**Exercise:**
Every line of the material below must be repeated exactly.

··· Data for processing ···

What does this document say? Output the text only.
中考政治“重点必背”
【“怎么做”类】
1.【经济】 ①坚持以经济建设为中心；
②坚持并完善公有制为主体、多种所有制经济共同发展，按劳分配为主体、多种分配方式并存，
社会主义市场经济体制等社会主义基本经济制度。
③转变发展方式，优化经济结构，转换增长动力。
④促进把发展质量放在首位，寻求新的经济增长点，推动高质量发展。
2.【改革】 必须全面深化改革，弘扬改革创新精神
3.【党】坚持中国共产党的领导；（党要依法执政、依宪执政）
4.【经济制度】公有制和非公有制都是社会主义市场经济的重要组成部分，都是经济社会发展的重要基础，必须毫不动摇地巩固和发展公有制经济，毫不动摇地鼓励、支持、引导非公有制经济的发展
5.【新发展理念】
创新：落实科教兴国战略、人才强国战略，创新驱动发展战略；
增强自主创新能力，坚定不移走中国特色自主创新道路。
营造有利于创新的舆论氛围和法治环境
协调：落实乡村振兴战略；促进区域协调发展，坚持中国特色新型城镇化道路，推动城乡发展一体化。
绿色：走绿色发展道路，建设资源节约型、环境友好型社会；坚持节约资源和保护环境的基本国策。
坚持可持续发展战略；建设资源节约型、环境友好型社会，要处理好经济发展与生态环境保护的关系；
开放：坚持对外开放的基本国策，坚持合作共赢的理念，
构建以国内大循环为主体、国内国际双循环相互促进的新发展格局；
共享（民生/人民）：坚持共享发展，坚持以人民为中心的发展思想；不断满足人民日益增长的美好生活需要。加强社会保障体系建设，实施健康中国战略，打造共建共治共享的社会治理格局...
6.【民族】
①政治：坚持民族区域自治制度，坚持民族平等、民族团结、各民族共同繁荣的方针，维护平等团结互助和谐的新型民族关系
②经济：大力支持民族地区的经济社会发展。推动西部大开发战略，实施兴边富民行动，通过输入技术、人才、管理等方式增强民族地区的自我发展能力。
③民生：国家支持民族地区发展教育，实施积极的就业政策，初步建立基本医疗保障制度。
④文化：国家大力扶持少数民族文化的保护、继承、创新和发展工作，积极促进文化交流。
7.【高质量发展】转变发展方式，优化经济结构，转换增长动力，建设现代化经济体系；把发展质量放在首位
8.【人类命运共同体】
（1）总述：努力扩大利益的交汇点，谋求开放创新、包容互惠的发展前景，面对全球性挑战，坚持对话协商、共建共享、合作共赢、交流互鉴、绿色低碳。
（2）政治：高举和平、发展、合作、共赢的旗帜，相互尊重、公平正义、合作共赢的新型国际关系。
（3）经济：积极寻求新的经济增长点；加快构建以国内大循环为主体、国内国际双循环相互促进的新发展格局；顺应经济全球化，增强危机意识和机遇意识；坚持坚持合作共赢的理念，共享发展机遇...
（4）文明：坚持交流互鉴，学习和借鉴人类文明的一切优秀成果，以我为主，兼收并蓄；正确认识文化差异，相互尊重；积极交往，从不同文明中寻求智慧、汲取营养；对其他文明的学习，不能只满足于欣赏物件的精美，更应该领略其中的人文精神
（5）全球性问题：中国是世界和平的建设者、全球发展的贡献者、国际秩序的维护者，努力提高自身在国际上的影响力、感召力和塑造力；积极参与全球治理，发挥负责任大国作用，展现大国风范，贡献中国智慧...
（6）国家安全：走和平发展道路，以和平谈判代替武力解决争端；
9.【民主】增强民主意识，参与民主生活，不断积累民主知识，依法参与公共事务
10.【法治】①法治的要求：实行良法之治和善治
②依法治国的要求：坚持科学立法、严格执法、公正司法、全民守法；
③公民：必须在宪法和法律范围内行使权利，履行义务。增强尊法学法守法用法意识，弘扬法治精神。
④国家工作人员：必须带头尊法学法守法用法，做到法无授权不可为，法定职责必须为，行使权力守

···

**Response to the task:**
What does this document say? Output the text only.
中考政治“重点必背”
【“怎么做”类】
1.【经济】 ①坚持以经济建设为中心；
②坚持并完善公有制为主体、多种所有制经济共同发展，按劳分配为主体、多种分配方式并存，
社会主义市场经济体制等社会主义基本经济制度。
③转变发展方式，优化经济结构，转换增长动力。
④促进把发展质量放在首位，寻求新的经济增长点，推动高质量发展。
2.【改革】 必须全面深化改革，弘扬改革创新精神
3.【党】坚持中国共产党的领导；（党要依法执政、依宪执政）
4.【经济制度】公有制和非公有制都是社会主义市场经济的重要组成部分，都是经济社会发展的重要基础，必须毫不动摇地巩固和发展公有制经济，毫不动摇地鼓励、支持、引导非公有制经济的发展
5.【新发展理念】
创新：落实科教兴国战略、人才强国战略，创新驱动发展战略；
增强自主创新能力，坚定不移走中国特色自主创新道路。
营造有利于创新的舆论氛围和法治环境
协调：落实乡村振兴战略；促进区域协调发展，坚持中国特色新型城镇化道路，推动城乡发展一体化。
绿色：走绿色发展道路，建设资源节约型、环境友好型社会；坚持节约资源和保护环境的基本国策。
坚持可持续发展战略；建设资源节约型、环境友好型社会，要处理好经济发展与生态环境保护的关系；
开放：坚持对外开放的基本国策，坚持合作共赢的理念，
构建以国内大循环为主体、国内国际双循环相互促进的新发展格局；
共享（民生/人民）：坚持共享发展，坚持以人民为中心的发展思想；不断满足人民日益增长的美好生活需要。加强社会保障体系建设，实施健康中国战略，打造共建共治共享的社会治理格局...
6.【民族】
①政治：坚持民族区域自治制度，坚持民族平等、民族团结、各民族共同繁荣的方针，维护平等团结互助和谐的新型民族关系
②经济：大力支持民族地区的经济社会发展。推动西部大开发战略，实施兴边富民行动，通过输入技术、人才、管理等方式增强民族地区的自我发展能力。
③民生：国家支持民族地区发展教育，实施积极的就业政策，初步建立基本医疗保障制度。
④文化：国家大力扶持少数民族文化的保护、继承、创新和发展工作，积极促进文化交流。
7.【高质量发展】转变发展方式，优化经济结构，转换增长动力，建设现代化经济体系；把发展质量放在首位
8.【人类命运共同体】
（1）总述：努力扩大利益的交汇点，谋求开放创新、包容互惠的发展前景，面对全球性挑战，坚持对话协商、共建共享、合作共赢、交流互鉴、绿色低碳。
（2）政治：高举和平、发展、合作、共赢的旗帜，相互尊重、公平正义、合作共赢的新型国际关系。
（3）经济：积极寻求新的经济增长点；加快构建以国内大循环为主体、国内国际双循环相互促进的新发展格局；顺应经济全球化，增强危机意识和机遇意识；坚持坚持合作共赢的理念，共享发展机遇...
（4）文明：坚持交流互鉴，学习和借鉴人类文明的一切优秀成果，以我为主，兼收并蓄；正确认识文化差异，相互尊重；积极交往，从不同文明中寻求智慧、汲取营养；对其他文明的学习，不能只满足于欣赏物件的精美，更应该领略其中的人文精神
（5）全球性问题：中国是世界和平的建设者、全球发展的贡献者、国际秩序的维护者，努力提高自身在国际上的影响力、感召力和塑造力；积极参与全球治理，发挥负责任大国作用，展现大国风范，贡献中国智慧...
（6）国家安全：走和平发展道路，以和平谈判代替武力解决争端；
9.【民主】增强民主意识，参与民主生活，不断积累民主知识，依法参与公共事务
10.【法治】①法治的要求：实行良法之治和善治
②依法治国的要求：坚持科学立法、严格执法、公正司法、全民守法；
③公民：必须在宪法和法律范围内行使权利，履行义务。增强尊法学法守法用法意识，弘扬法治精神。
④国家工作人员：必须带头尊法学法守法用法，做到法无授权不可为，法定职责必须为，行使权力守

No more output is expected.